Problem to solve:
Without including any pictures, copy each entry below exactly.

Data to use:
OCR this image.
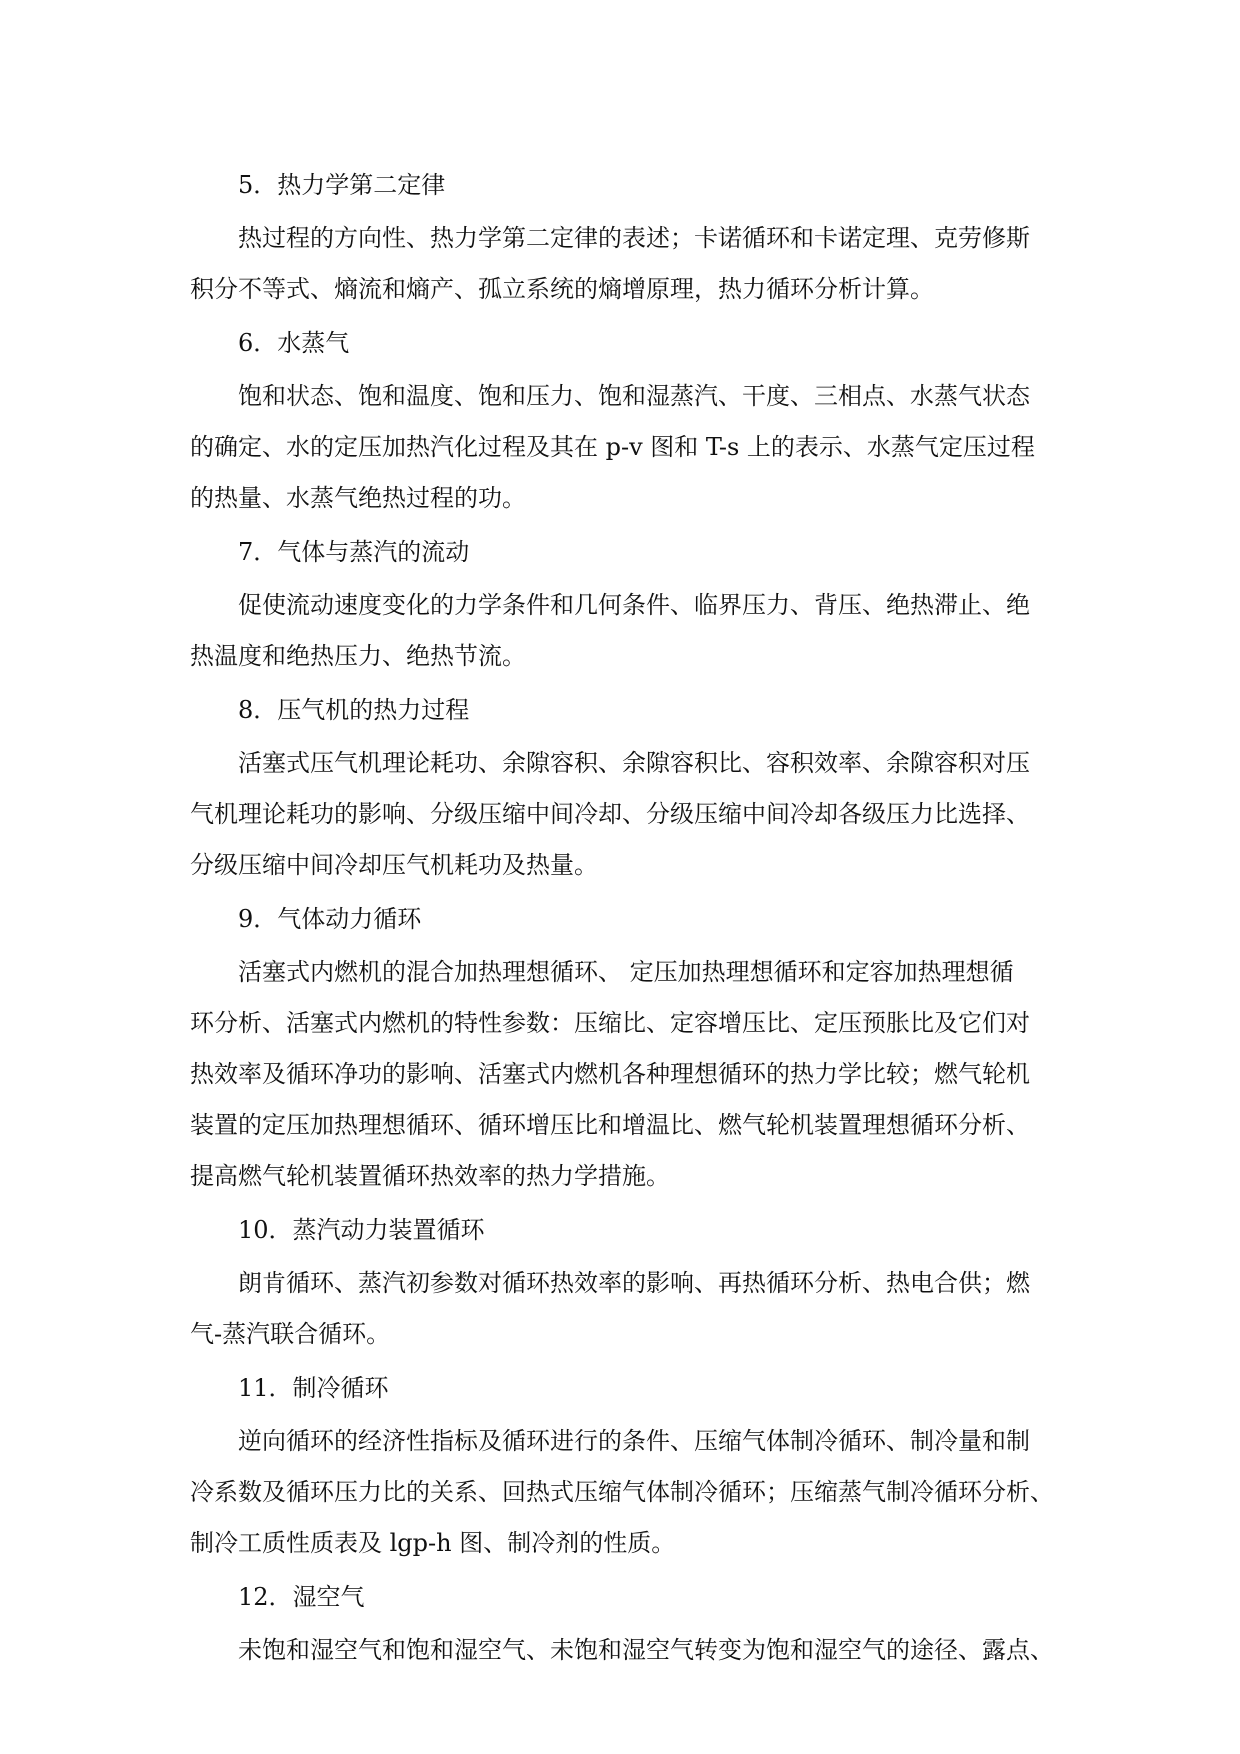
5．热力学第二定律
热过程的方向性、热力学第二定律的表述；卡诺循环和卡诺定理、克劳修斯
积分不等式、熵流和熵产、孤立系统的熵增原理，热力循环分析计算。
6．水蒸气
饱和状态、饱和温度、饱和压力、饱和湿蒸汽、干度、三相点、水蒸气状态
的确定、水的定压加热汽化过程及其在 p-v 图和 T-s 上的表示、水蒸气定压过程
的热量、水蒸气绝热过程的功。
7．气体与蒸汽的流动
促使流动速度变化的力学条件和几何条件、临界压力、背压、绝热滞止、绝
热温度和绝热压力、绝热节流。
8．压气机的热力过程
活塞式压气机理论耗功、余隙容积、余隙容积比、容积效率、余隙容积对压
气机理论耗功的影响、分级压缩中间冷却、分级压缩中间冷却各级压力比选择、
分级压缩中间冷却压气机耗功及热量。
9．气体动力循环
活塞式内燃机的混合加热理想循环、 定压加热理想循环和定容加热理想循
环分析、活塞式内燃机的特性参数：压缩比、定容增压比、定压预胀比及它们对
热效率及循环净功的影响、活塞式内燃机各种理想循环的热力学比较；燃气轮机
装置的定压加热理想循环、循环增压比和增温比、燃气轮机装置理想循环分析、
提高燃气轮机装置循环热效率的热力学措施。
10．蒸汽动力装置循环
朗肯循环、蒸汽初参数对循环热效率的影响、再热循环分析、热电合供；燃
气-蒸汽联合循环。
11．制冷循环
逆向循环的经济性指标及循环进行的条件、压缩气体制冷循环、制冷量和制
冷系数及循环压力比的关系、回热式压缩气体制冷循环；压缩蒸气制冷循环分析、
制冷工质性质表及 lgp-h 图、制冷剂的性质。
12．湿空气
未饱和湿空气和饱和湿空气、未饱和湿空气转变为饱和湿空气的途径、露点、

Output for this exercise:
OCR this image.
5．热力学第二定律
热过程的方向性、热力学第二定律的表述；卡诺循环和卡诺定理、克劳修斯
积分不等式、熵流和熵产、孤立系统的熵增原理，热力循环分析计算。
6．水蒸气
饱和状态、饱和温度、饱和压力、饱和湿蒸汽、干度、三相点、水蒸气状态
的确定、水的定压加热汽化过程及其在 p-v 图和 T-s 上的表示、水蒸气定压过程
的热量、水蒸气绝热过程的功。
7．气体与蒸汽的流动
促使流动速度变化的力学条件和几何条件、临界压力、背压、绝热滞止、绝
热温度和绝热压力、绝热节流。
8．压气机的热力过程
活塞式压气机理论耗功、余隙容积、余隙容积比、容积效率、余隙容积对压
气机理论耗功的影响、分级压缩中间冷却、分级压缩中间冷却各级压力比选择、
分级压缩中间冷却压气机耗功及热量。
9．气体动力循环
活塞式内燃机的混合加热理想循环、 定压加热理想循环和定容加热理想循
环分析、活塞式内燃机的特性参数：压缩比、定容增压比、定压预胀比及它们对
热效率及循环净功的影响、活塞式内燃机各种理想循环的热力学比较；燃气轮机
装置的定压加热理想循环、循环增压比和增温比、燃气轮机装置理想循环分析、
提高燃气轮机装置循环热效率的热力学措施。
10．蒸汽动力装置循环
朗肯循环、蒸汽初参数对循环热效率的影响、再热循环分析、热电合供；燃
气-蒸汽联合循环。
11．制冷循环
逆向循环的经济性指标及循环进行的条件、压缩气体制冷循环、制冷量和制
冷系数及循环压力比的关系、回热式压缩气体制冷循环；压缩蒸气制冷循环分析、
制冷工质性质表及 lgp-h 图、制冷剂的性质。
12．湿空气
未饱和湿空气和饱和湿空气、未饱和湿空气转变为饱和湿空气的途径、露点、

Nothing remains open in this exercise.